* BEGIN MATERIAL PROVIDED *

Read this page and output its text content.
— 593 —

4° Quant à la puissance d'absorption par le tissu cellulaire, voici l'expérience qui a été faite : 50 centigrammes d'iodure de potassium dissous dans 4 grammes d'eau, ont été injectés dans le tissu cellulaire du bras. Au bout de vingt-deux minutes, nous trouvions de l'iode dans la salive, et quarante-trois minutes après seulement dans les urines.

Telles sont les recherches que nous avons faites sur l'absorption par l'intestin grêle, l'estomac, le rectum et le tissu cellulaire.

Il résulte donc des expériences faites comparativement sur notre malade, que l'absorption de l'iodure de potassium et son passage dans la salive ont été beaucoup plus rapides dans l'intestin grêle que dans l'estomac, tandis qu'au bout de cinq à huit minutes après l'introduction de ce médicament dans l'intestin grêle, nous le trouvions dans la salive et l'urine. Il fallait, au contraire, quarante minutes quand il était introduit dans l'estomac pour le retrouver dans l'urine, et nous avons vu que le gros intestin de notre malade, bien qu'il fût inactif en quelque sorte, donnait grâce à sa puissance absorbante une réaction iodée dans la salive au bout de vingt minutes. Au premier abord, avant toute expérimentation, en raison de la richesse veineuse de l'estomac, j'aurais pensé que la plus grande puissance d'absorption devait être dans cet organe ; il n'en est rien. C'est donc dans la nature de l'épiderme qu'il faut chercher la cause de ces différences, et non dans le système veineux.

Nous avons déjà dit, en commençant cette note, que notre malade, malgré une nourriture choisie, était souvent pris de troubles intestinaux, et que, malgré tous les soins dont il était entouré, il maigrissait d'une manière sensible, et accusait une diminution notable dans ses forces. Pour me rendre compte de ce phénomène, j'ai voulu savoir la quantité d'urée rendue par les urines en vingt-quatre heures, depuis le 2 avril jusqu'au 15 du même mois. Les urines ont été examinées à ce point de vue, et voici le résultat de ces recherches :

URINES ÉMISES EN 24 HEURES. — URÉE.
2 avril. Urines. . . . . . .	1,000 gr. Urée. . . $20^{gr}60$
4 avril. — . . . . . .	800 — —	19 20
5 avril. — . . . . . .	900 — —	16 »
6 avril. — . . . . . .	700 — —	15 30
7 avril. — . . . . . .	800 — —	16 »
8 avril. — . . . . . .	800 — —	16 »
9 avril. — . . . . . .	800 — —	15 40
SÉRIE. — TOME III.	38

* END MATERIAL PROVIDED *

- **TASK STATEMENT**:
Copy each record from above without leaving any out.

- **SOLUTION**:
Read this page and output its text content.
— 593 —

4° Quant à la puissance d'absorption par le tissu cellulaire, voici l'expérience qui a été faite : 50 centigrammes d'iodure de potassium dissous dans 4 grammes d'eau, ont été injectés dans le tissu cellulaire du bras. Au bout de vingt-deux minutes, nous trouvions de l'iode dans la salive, et quarante-trois minutes après seulement dans les urines.

Telles sont les recherches que nous avons faites sur l'absorption par l'intestin grêle, l'estomac, le rectum et le tissu cellulaire.

Il résulte donc des expériences faites comparativement sur notre malade, que l'absorption de l'iodure de potassium et son passage dans la salive ont été beaucoup plus rapides dans l'intestin grêle que dans l'estomac, tandis qu'au bout de cinq à huit minutes après l'introduction de ce médicament dans l'intestin grêle, nous le trouvions dans la salive et l'urine. Il fallait, au contraire, quarante minutes quand il était introduit dans l'estomac pour le retrouver dans l'urine, et nous avons vu que le gros intestin de notre malade, bien qu'il fût inactif en quelque sorte, donnait grâce à sa puissance absorbante une réaction iodée dans la salive au bout de vingt minutes. Au premier abord, avant toute expérimentation, en raison de la richesse veineuse de l'estomac, j'aurais pensé que la plus grande puissance d'absorption devait être dans cet organe ; il n'en est rien. C'est donc dans la nature de l'épiderme qu'il faut chercher la cause de ces différences, et non dans le système veineux.

Nous avons déjà dit, en commençant cette note, que notre malade, malgré une nourriture choisie, était souvent pris de troubles intestinaux, et que, malgré tous les soins dont il était entouré, il maigrissait d'une manière sensible, et accusait une diminution notable dans ses forces. Pour me rendre compte de ce phénomène, j'ai voulu savoir la quantité d'urée rendue par les urines en vingt-quatre heures, depuis le 2 avril jusqu'au 15 du même mois. Les urines ont été examinées à ce point de vue, et voici le résultat de ces recherches :

URINES ÉMISES EN 24 HEURES. — URÉE.
2 avril. Urines. . . . . . .	1,000 gr. Urée. . . $20^{gr}60$
4 avril. — . . . . . .	800 — —	19 20
5 avril. — . . . . . .	900 — —	16 »
6 avril. — . . . . . .	700 — —	15 30
7 avril. — . . . . . .	800 — —	16 »
8 avril. — . . . . . .	800 — —	16 »
9 avril. — . . . . . .	800 — —	15 40
SÉRIE. — TOME III.	38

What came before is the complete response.